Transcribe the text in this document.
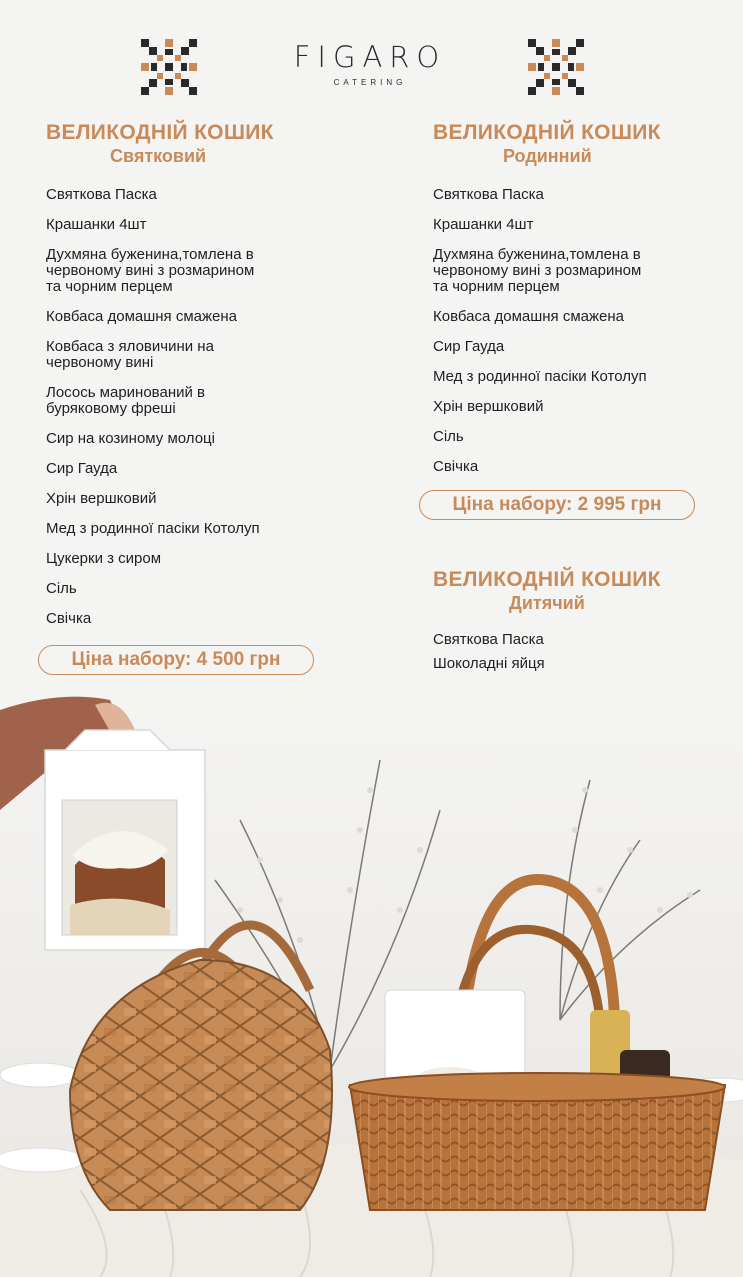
FIGARO
CATERING
ВЕЛИКОДНІЙ КОШИК
Святковий
Святкова Паска
Крашанки 4шт
Духмяна буженина,томлена в
червоному вині з розмарином
та чорним перцем
Ковбаса домашня смажена
Ковбаса з яловичини на
червоному вині
Лосось маринований в
буряковому фреші
Сир на козиному молоці
Сир Гауда
Хрін вершковий
Мед з родинної пасіки Котолуп
Цукерки з сиром
Сіль
Свічка
Ціна набору: 4 500 грн
ВЕЛИКОДНІЙ КОШИК
Родинний
Святкова Паска
Крашанки 4шт
Духмяна буженина,томлена в
червоному вині з розмарином
та чорним перцем
Ковбаса домашня смажена
Сир Гауда
Мед з родинної пасіки Котолуп
Хрін вершковий
Сіль
Свічка
Ціна набору: 2 995 грн
ВЕЛИКОДНІЙ КОШИК
Дитячий
Святкова Паска
Шоколадні яйця
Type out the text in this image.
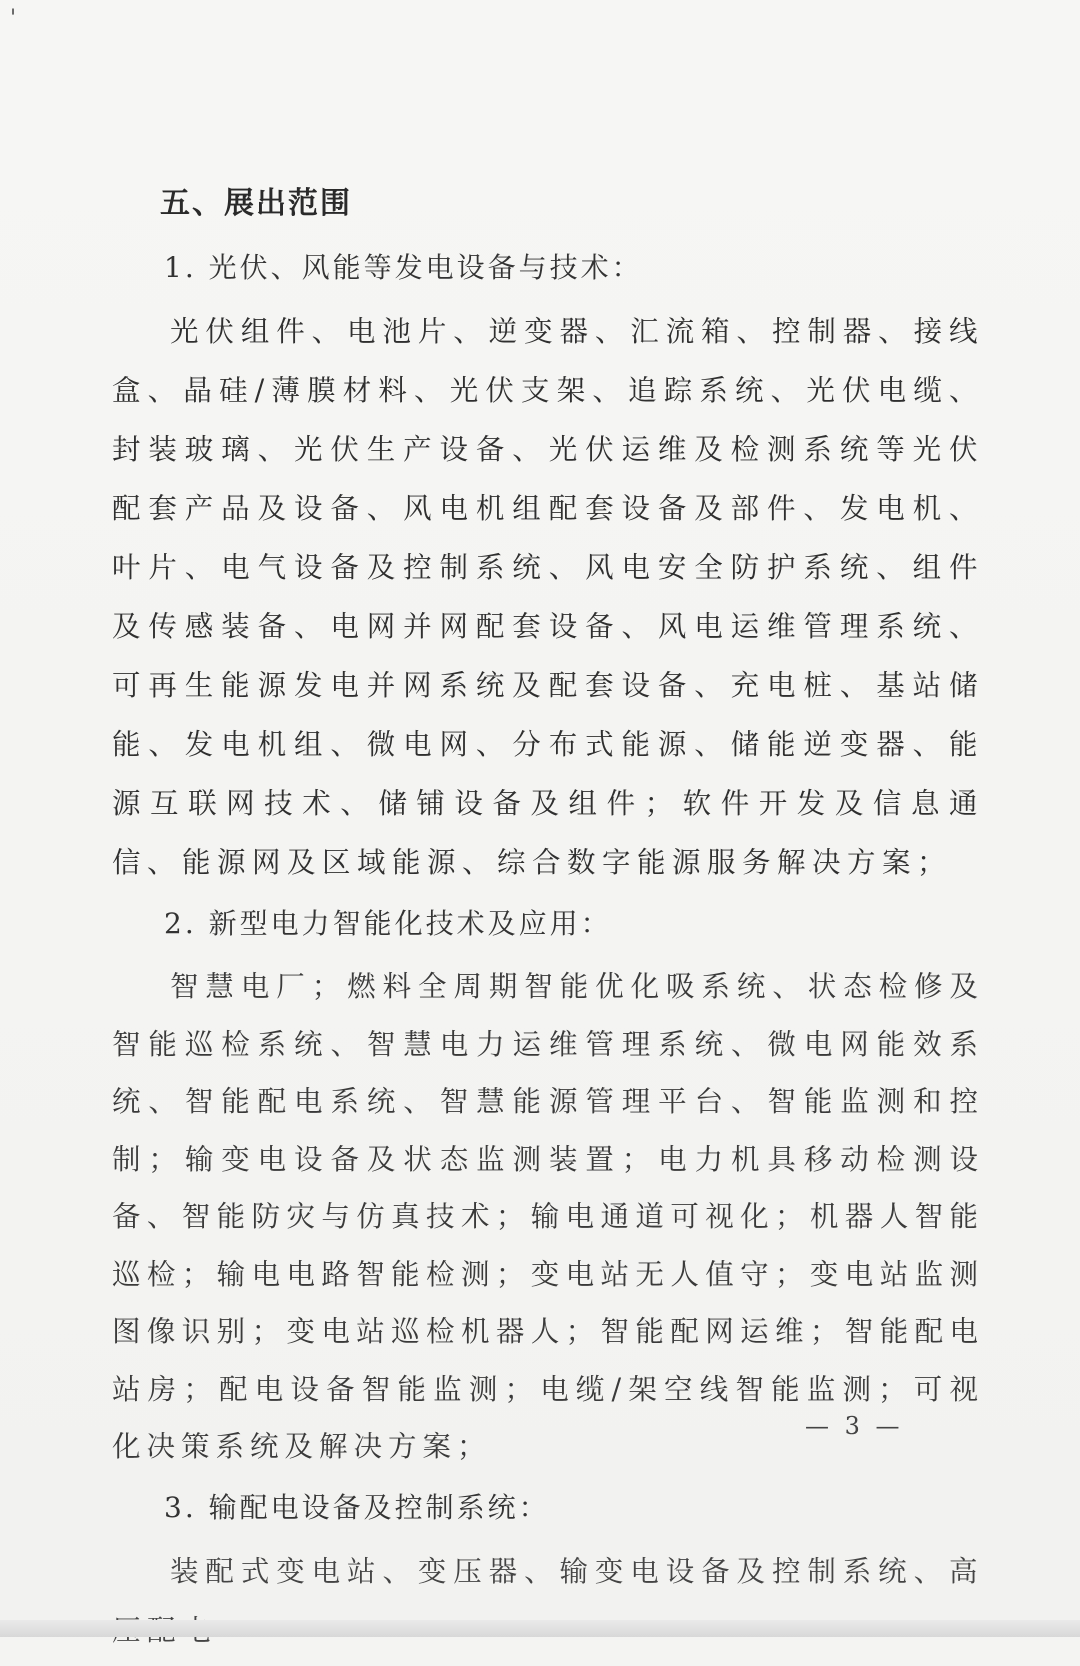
'
五、展出范围
1. 光伏、风能等发电设备与技术：

光伏组件、电池片、逆变器、汇流箱、控制器、接线盒、晶硅/薄膜材料、光伏支架、追踪系统、光伏电缆、封装玻璃、光伏生产设备、光伏运维及检测系统等光伏配套产品及设备、风电机组配套设备及部件、发电机、叶片、电气设备及控制系统、风电安全防护系统、组件及传感装备、电网并网配套设备、风电运维管理系统、可再生能源发电并网系统及配套设备、充电桩、基站储能、发电机组、微电网、分布式能源、储能逆变器、能源互联网技术、储铺设备及组件；软件开发及信息通信、能源网及区域能源、综合数字能源服务解决方案；

2. 新型电力智能化技术及应用：

智慧电厂；燃料全周期智能优化吸系统、状态检修及智能巡检系统、智慧电力运维管理系统、微电网能效系统、智能配电系统、智慧能源管理平台、智能监测和控制；输变电设备及状态监测装置；电力机具移动检测设备、智能防灾与仿真技术；输电通道可视化；机器人智能巡检；输电电路智能检测；变电站无人值守；变电站监测图像识别；变电站巡检机器人；智能配网运维；智能配电站房；配电设备智能监测；电缆/架空线智能监测；可视化决策系统及解决方案；

3. 输配电设备及控制系统：

装配式变电站、变压器、输变电设备及控制系统、高

— 3 —
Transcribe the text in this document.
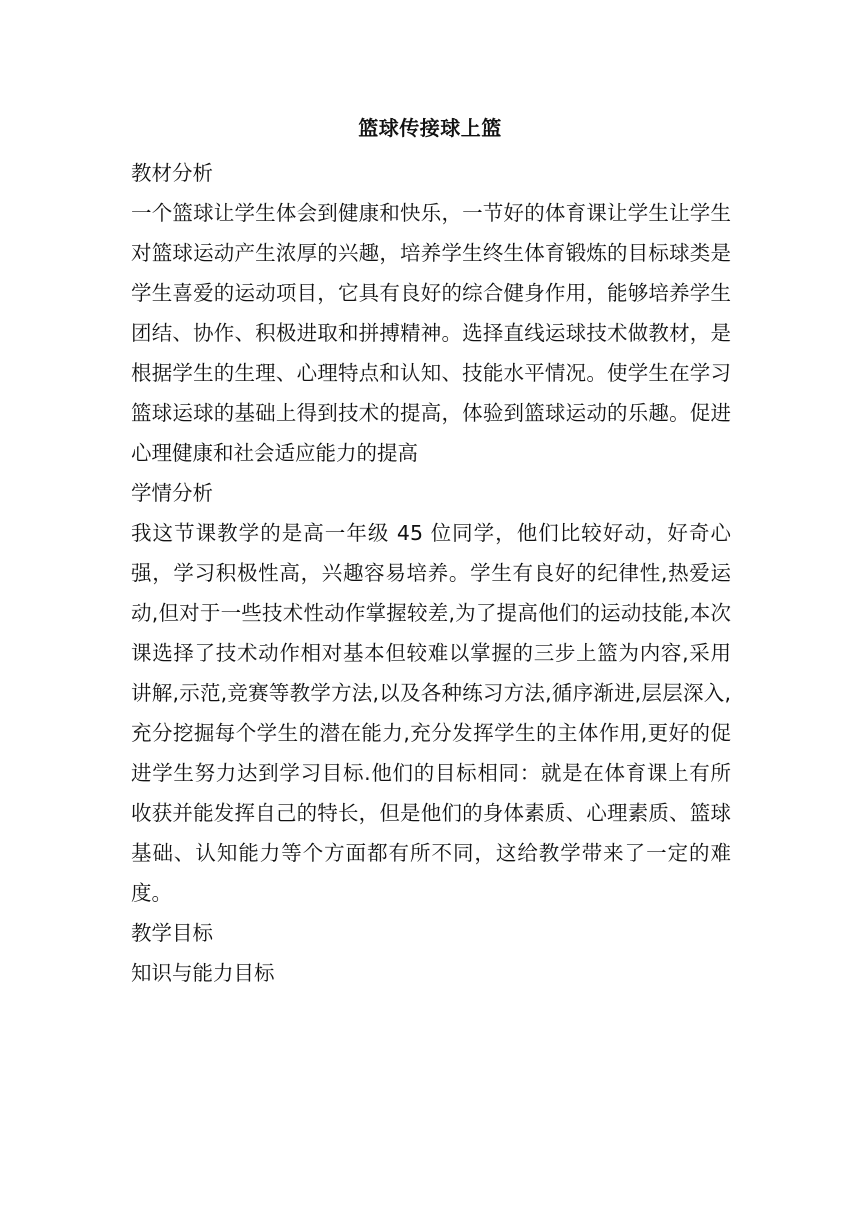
篮球传接球上篮

教材分析

一个篮球让学生体会到健康和快乐，一节好的体育课让学生让学生对篮球运动产生浓厚的兴趣，培养学生终生体育锻炼的目标球类是学生喜爱的运动项目，它具有良好的综合健身作用，能够培养学生团结、协作、积极进取和拼搏精神。选择直线运球技术做教材，是根据学生的生理、心理特点和认知、技能水平情况。使学生在学习篮球运球的基础上得到技术的提高，体验到篮球运动的乐趣。促进心理健康和社会适应能力的提高

学情分析

我这节课教学的是高一年级 45 位同学，他们比较好动，好奇心强，学习积极性高，兴趣容易培养。学生有良好的纪律性,热爱运动,但对于一些技术性动作掌握较差,为了提高他们的运动技能,本次课选择了技术动作相对基本但较难以掌握的三步上篮为内容,采用讲解,示范,竞赛等教学方法,以及各种练习方法,循序渐进,层层深入,充分挖掘每个学生的潜在能力,充分发挥学生的主体作用,更好的促进学生努力达到学习目标.他们的目标相同：就是在体育课上有所收获并能发挥自己的特长，但是他们的身体素质、心理素质、篮球基础、认知能力等个方面都有所不同，这给教学带来了一定的难度。

教学目标

知识与能力目标
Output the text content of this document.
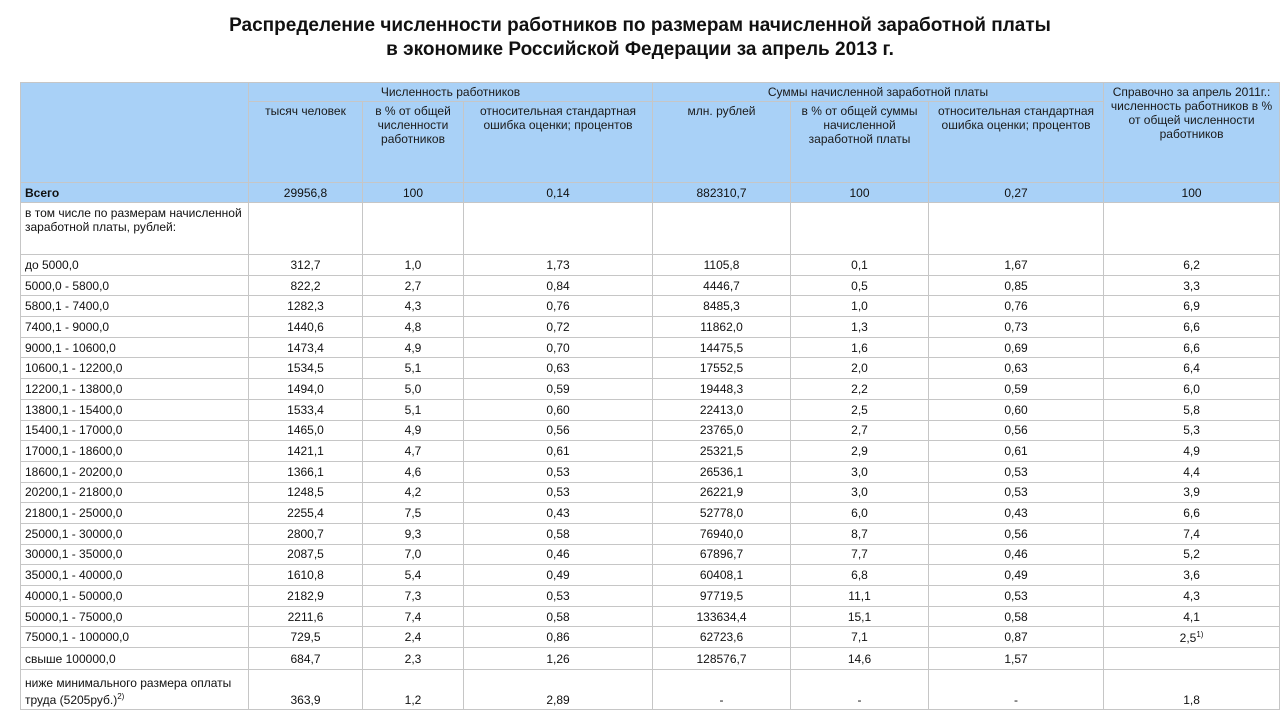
Распределение численности работников по размерам начисленной заработной платы
в экономике Российской Федерации за апрель 2013 г.
	Численность работников			Суммы начисленной заработной платы			Справочно за апрель 2011г.: численность работников в % от общей численности работников
	тысяч человек	в % от общей численности работников	относительная стандартная ошибка оценки; процентов	млн. рублей	в % от общей суммы начисленной заработной платы	относительная стандартная ошибка оценки; процентов	
Всего	29956,8	100	0,14	882310,7	100	0,27	100
в том числе по размерам начисленной заработной платы, рублей:							
до 5000,0	312,7	1,0	1,73	1105,8	0,1	1,67	6,2
5000,0 - 5800,0	822,2	2,7	0,84	4446,7	0,5	0,85	3,3
5800,1 - 7400,0	1282,3	4,3	0,76	8485,3	1,0	0,76	6,9
7400,1 - 9000,0	1440,6	4,8	0,72	11862,0	1,3	0,73	6,6
9000,1 - 10600,0	1473,4	4,9	0,70	14475,5	1,6	0,69	6,6
10600,1 - 12200,0	1534,5	5,1	0,63	17552,5	2,0	0,63	6,4
12200,1 - 13800,0	1494,0	5,0	0,59	19448,3	2,2	0,59	6,0
13800,1 - 15400,0	1533,4	5,1	0,60	22413,0	2,5	0,60	5,8
15400,1 - 17000,0	1465,0	4,9	0,56	23765,0	2,7	0,56	5,3
17000,1 - 18600,0	1421,1	4,7	0,61	25321,5	2,9	0,61	4,9
18600,1 - 20200,0	1366,1	4,6	0,53	26536,1	3,0	0,53	4,4
20200,1 - 21800,0	1248,5	4,2	0,53	26221,9	3,0	0,53	3,9
21800,1 - 25000,0	2255,4	7,5	0,43	52778,0	6,0	0,43	6,6
25000,1 - 30000,0	2800,7	9,3	0,58	76940,0	8,7	0,56	7,4
30000,1 - 35000,0	2087,5	7,0	0,46	67896,7	7,7	0,46	5,2
35000,1 - 40000,0	1610,8	5,4	0,49	60408,1	6,8	0,49	3,6
40000,1 - 50000,0	2182,9	7,3	0,53	97719,5	11,1	0,53	4,3
50000,1 - 75000,0	2211,6	7,4	0,58	133634,4	15,1	0,58	4,1
75000,1 - 100000,0	729,5	2,4	0,86	62723,6	7,1	0,87	2,5$^{1)}$
свыше 100000,0	684,7	2,3	1,26	128576,7	14,6	1,57	
ниже минимального размера оплаты труда $(5205руб.)^{2)}$	363,9	1,2	2,89	-	-	-	1,8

§ Given instruction: Reproduce the listing above exactly, excluding all pictures.

§ Exercise response:
Transcribe the text in this document.
FIGARO
CATERING
ВЕЛИКОДНІЙ КОШИК
Святковий
Святкова Паска
Крашанки 4шт
Духмяна буженина,томлена в
червоному вині з розмарином
та чорним перцем
Ковбаса домашня смажена
Ковбаса з яловичини на
червоному вині
Лосось маринований в
буряковому фреші
Сир на козиному молоці
Сир Гауда
Хрін вершковий
Мед з родинної пасіки Котолуп
Цукерки з сиром
Сіль
Свічка
Ціна набору: 4 500 грн
ВЕЛИКОДНІЙ КОШИК
Родинний
Святкова Паска
Крашанки 4шт
Духмяна буженина,томлена в
червоному вині з розмарином
та чорним перцем
Ковбаса домашня смажена
Сир Гауда
Мед з родинної пасіки Котолуп
Хрін вершковий
Сіль
Свічка
Ціна набору: 2 995 грн
ВЕЛИКОДНІЙ КОШИК
Дитячий
Святкова Паска
Шоколадні яйця
Type out the text in this image.
'
五、展出范围
1. 光伏、风能等发电设备与技术：

光伏组件、电池片、逆变器、汇流箱、控制器、接线盒、晶硅/薄膜材料、光伏支架、追踪系统、光伏电缆、封装玻璃、光伏生产设备、光伏运维及检测系统等光伏配套产品及设备、风电机组配套设备及部件、发电机、叶片、电气设备及控制系统、风电安全防护系统、组件及传感装备、电网并网配套设备、风电运维管理系统、可再生能源发电并网系统及配套设备、充电桩、基站储能、发电机组、微电网、分布式能源、储能逆变器、能源互联网技术、储铺设备及组件；软件开发及信息通信、能源网及区域能源、综合数字能源服务解决方案；

2. 新型电力智能化技术及应用：

智慧电厂；燃料全周期智能优化吸系统、状态检修及智能巡检系统、智慧电力运维管理系统、微电网能效系统、智能配电系统、智慧能源管理平台、智能监测和控制；输变电设备及状态监测装置；电力机具移动检测设备、智能防灾与仿真技术；输电通道可视化；机器人智能巡检；输电电路智能检测；变电站无人值守；变电站监测图像识别；变电站巡检机器人；智能配网运维；智能配电站房；配电设备智能监测；电缆/架空线智能监测；可视化决策系统及解决方案；

3. 输配电设备及控制系统：

装配式变电站、变压器、输变电设备及控制系统、高

— 3 —
Transcribe the text in this document.
篮球传接球上篮

教材分析

一个篮球让学生体会到健康和快乐，一节好的体育课让学生让学生对篮球运动产生浓厚的兴趣，培养学生终生体育锻炼的目标球类是学生喜爱的运动项目，它具有良好的综合健身作用，能够培养学生团结、协作、积极进取和拼搏精神。选择直线运球技术做教材，是根据学生的生理、心理特点和认知、技能水平情况。使学生在学习篮球运球的基础上得到技术的提高，体验到篮球运动的乐趣。促进心理健康和社会适应能力的提高

学情分析

我这节课教学的是高一年级 45 位同学，他们比较好动，好奇心强，学习积极性高，兴趣容易培养。学生有良好的纪律性,热爱运动,但对于一些技术性动作掌握较差,为了提高他们的运动技能,本次课选择了技术动作相对基本但较难以掌握的三步上篮为内容,采用讲解,示范,竞赛等教学方法,以及各种练习方法,循序渐进,层层深入,充分挖掘每个学生的潜在能力,充分发挥学生的主体作用,更好的促进学生努力达到学习目标.他们的目标相同：就是在体育课上有所收获并能发挥自己的特长，但是他们的身体素质、心理素质、篮球基础、认知能力等个方面都有所不同，这给教学带来了一定的难度。

教学目标

知识与能力目标
Output the text content of this document.
Распределение численности работников по размерам начисленной заработной платы
в экономике Российской Федерации за апрель 2013 г.
	Численность работников			Суммы начисленной заработной платы			Справочно за апрель 2011г.: численность работников в % от общей численности работников
	тысяч человек	в % от общей численности работников	относительная стандартная ошибка оценки; процентов	млн. рублей	в % от общей суммы начисленной заработной платы	относительная стандартная ошибка оценки; процентов	
Всего	29956,8	100	0,14	882310,7	100	0,27	100
в том числе по размерам начисленной заработной платы, рублей:							
до 5000,0	312,7	1,0	1,73	1105,8	0,1	1,67	6,2
5000,0 - 5800,0	822,2	2,7	0,84	4446,7	0,5	0,85	3,3
5800,1 - 7400,0	1282,3	4,3	0,76	8485,3	1,0	0,76	6,9
7400,1 - 9000,0	1440,6	4,8	0,72	11862,0	1,3	0,73	6,6
9000,1 - 10600,0	1473,4	4,9	0,70	14475,5	1,6	0,69	6,6
10600,1 - 12200,0	1534,5	5,1	0,63	17552,5	2,0	0,63	6,4
12200,1 - 13800,0	1494,0	5,0	0,59	19448,3	2,2	0,59	6,0
13800,1 - 15400,0	1533,4	5,1	0,60	22413,0	2,5	0,60	5,8
15400,1 - 17000,0	1465,0	4,9	0,56	23765,0	2,7	0,56	5,3
17000,1 - 18600,0	1421,1	4,7	0,61	25321,5	2,9	0,61	4,9
18600,1 - 20200,0	1366,1	4,6	0,53	26536,1	3,0	0,53	4,4
20200,1 - 21800,0	1248,5	4,2	0,53	26221,9	3,0	0,53	3,9
21800,1 - 25000,0	2255,4	7,5	0,43	52778,0	6,0	0,43	6,6
25000,1 - 30000,0	2800,7	9,3	0,58	76940,0	8,7	0,56	7,4
30000,1 - 35000,0	2087,5	7,0	0,46	67896,7	7,7	0,46	5,2
35000,1 - 40000,0	1610,8	5,4	0,49	60408,1	6,8	0,49	3,6
40000,1 - 50000,0	2182,9	7,3	0,53	97719,5	11,1	0,53	4,3
50000,1 - 75000,0	2211,6	7,4	0,58	133634,4	15,1	0,58	4,1
75000,1 - 100000,0	729,5	2,4	0,86	62723,6	7,1	0,87	2,5$^{1)}$
свыше 100000,0	684,7	2,3	1,26	128576,7	14,6	1,57	
ниже минимального размера оплаты труда $(5205руб.)^{2)}$	363,9	1,2	2,89	-	-	-	1,8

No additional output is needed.